__TO BE DONE__
Your task is to transcribe all the entries exactly, excluding pictures.
---------------
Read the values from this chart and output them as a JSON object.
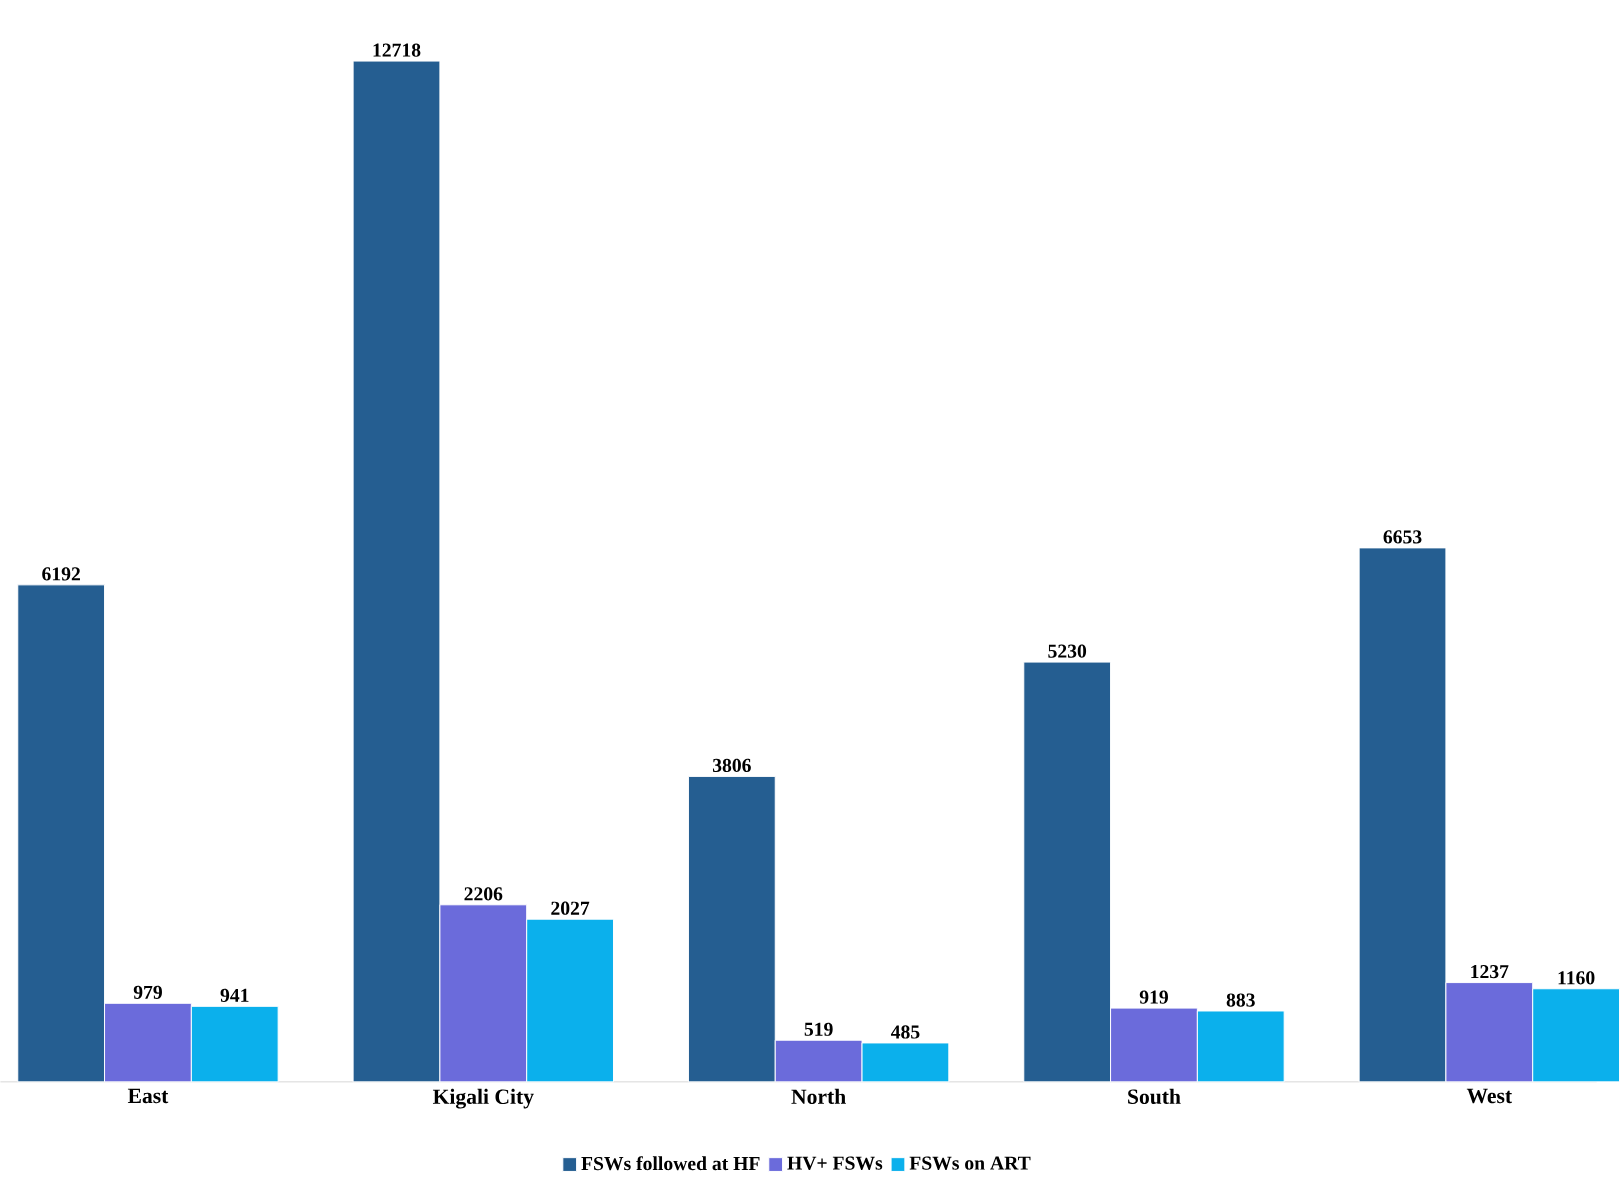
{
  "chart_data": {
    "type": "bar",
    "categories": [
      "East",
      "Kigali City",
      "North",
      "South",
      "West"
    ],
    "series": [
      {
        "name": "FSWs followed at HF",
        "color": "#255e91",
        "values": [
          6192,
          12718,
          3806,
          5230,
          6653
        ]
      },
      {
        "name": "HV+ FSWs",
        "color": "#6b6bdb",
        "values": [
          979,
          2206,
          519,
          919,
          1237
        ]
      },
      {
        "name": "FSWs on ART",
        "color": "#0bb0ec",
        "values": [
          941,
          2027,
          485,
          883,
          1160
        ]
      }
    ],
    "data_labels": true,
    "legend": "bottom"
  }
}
---------------
__TASK RESPONSE__
Read the values from this chart and output them as a JSON object.
{
  "chart_data": {
    "type": "bar",
    "categories": [
      "East",
      "Kigali City",
      "North",
      "South",
      "West"
    ],
    "series": [
      {
        "name": "FSWs followed at HF",
        "color": "#255e91",
        "values": [
          6192,
          12718,
          3806,
          5230,
          6653
        ]
      },
      {
        "name": "HV+ FSWs",
        "color": "#6b6bdb",
        "values": [
          979,
          2206,
          519,
          919,
          1237
        ]
      },
      {
        "name": "FSWs on ART",
        "color": "#0bb0ec",
        "values": [
          941,
          2027,
          485,
          883,
          1160
        ]
      }
    ],
    "data_labels": true,
    "legend": "bottom"
  }
}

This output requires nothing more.